● Dataset extract

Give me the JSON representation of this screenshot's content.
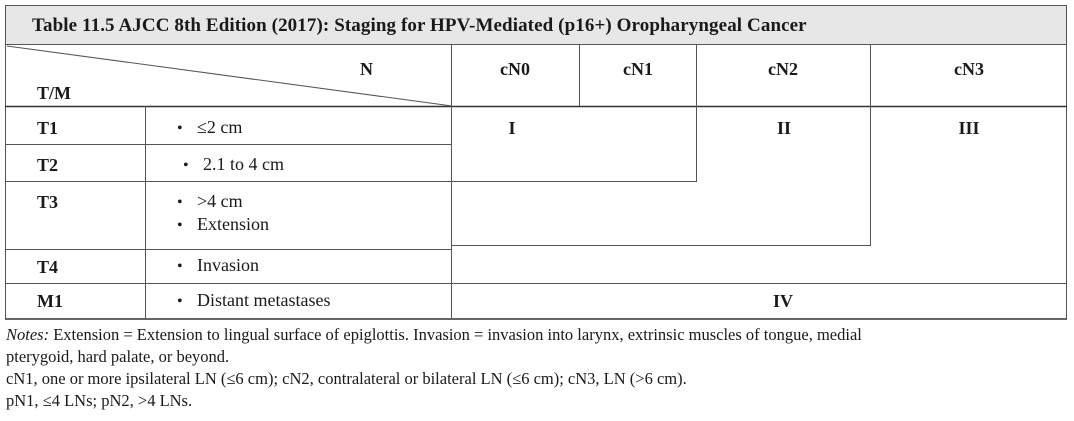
{
  "table": {
    "title": "Table 11.5 AJCC 8th Edition (2017): Staging for HPV-Mediated (p16+) Oropharyngeal Cancer",
    "corner_n": "N",
    "corner_tm": "T/M",
    "columns": [
      "cN0",
      "cN1",
      "cN2",
      "cN3"
    ],
    "rows": [
      {
        "label": "T1",
        "criteria": [
          "≤2 cm"
        ]
      },
      {
        "label": "T2",
        "criteria": [
          "2.1 to 4 cm"
        ]
      },
      {
        "label": "T3",
        "criteria": [
          ">4 cm",
          "Extension"
        ]
      },
      {
        "label": "T4",
        "criteria": [
          "Invasion"
        ]
      },
      {
        "label": "M1",
        "criteria": [
          "Distant metastases"
        ]
      }
    ],
    "stages": {
      "s1": "I",
      "s2": "II",
      "s3": "III",
      "s4": "IV"
    }
  },
  "notes": {
    "prefix": "Notes:",
    "line1": " Extension = Extension to lingual surface of epiglottis. Invasion = invasion into larynx, extrinsic muscles of tongue, medial",
    "line2": "pterygoid, hard palate, or beyond.",
    "line3": "cN1, one or more ipsilateral LN (≤6 cm); cN2, contralateral or bilateral LN (≤6 cm); cN3, LN (>6 cm).",
    "line4": "pN1, ≤4 LNs; pN2, >4 LNs."
  }
}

● Aim of the task
Read the entries and select each line where the word "Extension" is found.

● Response to the exercise
          "Extension"
    "line1": " Extension = Extension to lingual surface of epiglottis. Invasion = invasion into larynx, extrinsic muscles of tongue, medial",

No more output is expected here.